Entries with figure data
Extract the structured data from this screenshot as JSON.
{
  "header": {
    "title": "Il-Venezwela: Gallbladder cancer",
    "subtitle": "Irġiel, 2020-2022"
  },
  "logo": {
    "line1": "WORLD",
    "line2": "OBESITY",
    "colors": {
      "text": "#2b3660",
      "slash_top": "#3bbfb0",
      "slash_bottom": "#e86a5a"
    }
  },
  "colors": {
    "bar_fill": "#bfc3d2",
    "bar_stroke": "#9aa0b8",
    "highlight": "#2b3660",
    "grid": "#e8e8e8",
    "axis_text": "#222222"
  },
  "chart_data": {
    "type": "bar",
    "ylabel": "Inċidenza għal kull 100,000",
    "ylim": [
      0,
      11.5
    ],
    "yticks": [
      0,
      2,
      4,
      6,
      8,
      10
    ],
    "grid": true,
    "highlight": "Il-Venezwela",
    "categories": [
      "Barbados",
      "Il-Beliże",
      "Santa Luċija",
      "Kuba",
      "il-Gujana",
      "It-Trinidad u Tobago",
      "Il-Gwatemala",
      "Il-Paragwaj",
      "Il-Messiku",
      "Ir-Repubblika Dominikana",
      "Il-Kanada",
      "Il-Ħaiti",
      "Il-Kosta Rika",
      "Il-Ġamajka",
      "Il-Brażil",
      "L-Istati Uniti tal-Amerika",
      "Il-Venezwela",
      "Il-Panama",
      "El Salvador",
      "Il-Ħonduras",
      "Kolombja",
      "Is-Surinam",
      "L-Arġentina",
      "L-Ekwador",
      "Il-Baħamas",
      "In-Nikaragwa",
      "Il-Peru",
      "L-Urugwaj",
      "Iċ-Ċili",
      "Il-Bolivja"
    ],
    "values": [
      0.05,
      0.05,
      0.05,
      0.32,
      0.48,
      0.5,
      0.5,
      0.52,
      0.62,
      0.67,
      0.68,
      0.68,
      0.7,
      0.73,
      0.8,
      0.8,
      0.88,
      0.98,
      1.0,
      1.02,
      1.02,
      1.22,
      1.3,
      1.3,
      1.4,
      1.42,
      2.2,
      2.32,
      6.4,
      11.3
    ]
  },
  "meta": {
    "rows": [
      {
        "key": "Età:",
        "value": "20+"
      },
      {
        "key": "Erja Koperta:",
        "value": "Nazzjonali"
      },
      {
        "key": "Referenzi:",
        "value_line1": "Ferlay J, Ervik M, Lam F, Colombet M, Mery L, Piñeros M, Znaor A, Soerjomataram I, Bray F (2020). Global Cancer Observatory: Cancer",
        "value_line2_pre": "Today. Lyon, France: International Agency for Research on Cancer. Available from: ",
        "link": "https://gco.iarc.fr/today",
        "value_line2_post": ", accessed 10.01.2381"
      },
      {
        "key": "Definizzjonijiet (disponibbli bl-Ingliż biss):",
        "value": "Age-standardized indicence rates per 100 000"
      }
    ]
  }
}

**WHAT IS EXPECTED**
Copy out the material above in its entirety. Every detail must match.

**EXERCISE RESULT**
Extract the structured data from this screenshot as JSON.
{
  "header": {
    "title": "Il-Venezwela: Gallbladder cancer",
    "subtitle": "Irġiel, 2020-2022"
  },
  "logo": {
    "line1": "WORLD",
    "line2": "OBESITY",
    "colors": {
      "text": "#2b3660",
      "slash_top": "#3bbfb0",
      "slash_bottom": "#e86a5a"
    }
  },
  "colors": {
    "bar_fill": "#bfc3d2",
    "bar_stroke": "#9aa0b8",
    "highlight": "#2b3660",
    "grid": "#e8e8e8",
    "axis_text": "#222222"
  },
  "chart_data": {
    "type": "bar",
    "ylabel": "Inċidenza għal kull 100,000",
    "ylim": [
      0,
      11.5
    ],
    "yticks": [
      0,
      2,
      4,
      6,
      8,
      10
    ],
    "grid": true,
    "highlight": "Il-Venezwela",
    "categories": [
      "Barbados",
      "Il-Beliże",
      "Santa Luċija",
      "Kuba",
      "il-Gujana",
      "It-Trinidad u Tobago",
      "Il-Gwatemala",
      "Il-Paragwaj",
      "Il-Messiku",
      "Ir-Repubblika Dominikana",
      "Il-Kanada",
      "Il-Ħaiti",
      "Il-Kosta Rika",
      "Il-Ġamajka",
      "Il-Brażil",
      "L-Istati Uniti tal-Amerika",
      "Il-Venezwela",
      "Il-Panama",
      "El Salvador",
      "Il-Ħonduras",
      "Kolombja",
      "Is-Surinam",
      "L-Arġentina",
      "L-Ekwador",
      "Il-Baħamas",
      "In-Nikaragwa",
      "Il-Peru",
      "L-Urugwaj",
      "Iċ-Ċili",
      "Il-Bolivja"
    ],
    "values": [
      0.05,
      0.05,
      0.05,
      0.32,
      0.48,
      0.5,
      0.5,
      0.52,
      0.62,
      0.67,
      0.68,
      0.68,
      0.7,
      0.73,
      0.8,
      0.8,
      0.88,
      0.98,
      1.0,
      1.02,
      1.02,
      1.22,
      1.3,
      1.3,
      1.4,
      1.42,
      2.2,
      2.32,
      6.4,
      11.3
    ]
  },
  "meta": {
    "rows": [
      {
        "key": "Età:",
        "value": "20+"
      },
      {
        "key": "Erja Koperta:",
        "value": "Nazzjonali"
      },
      {
        "key": "Referenzi:",
        "value_line1": "Ferlay J, Ervik M, Lam F, Colombet M, Mery L, Piñeros M, Znaor A, Soerjomataram I, Bray F (2020). Global Cancer Observatory: Cancer",
        "value_line2_pre": "Today. Lyon, France: International Agency for Research on Cancer. Available from: ",
        "link": "https://gco.iarc.fr/today",
        "value_line2_post": ", accessed 10.01.2381"
      },
      {
        "key": "Definizzjonijiet (disponibbli bl-Ingliż biss):",
        "value": "Age-standardized indicence rates per 100 000"
      }
    ]
  }
}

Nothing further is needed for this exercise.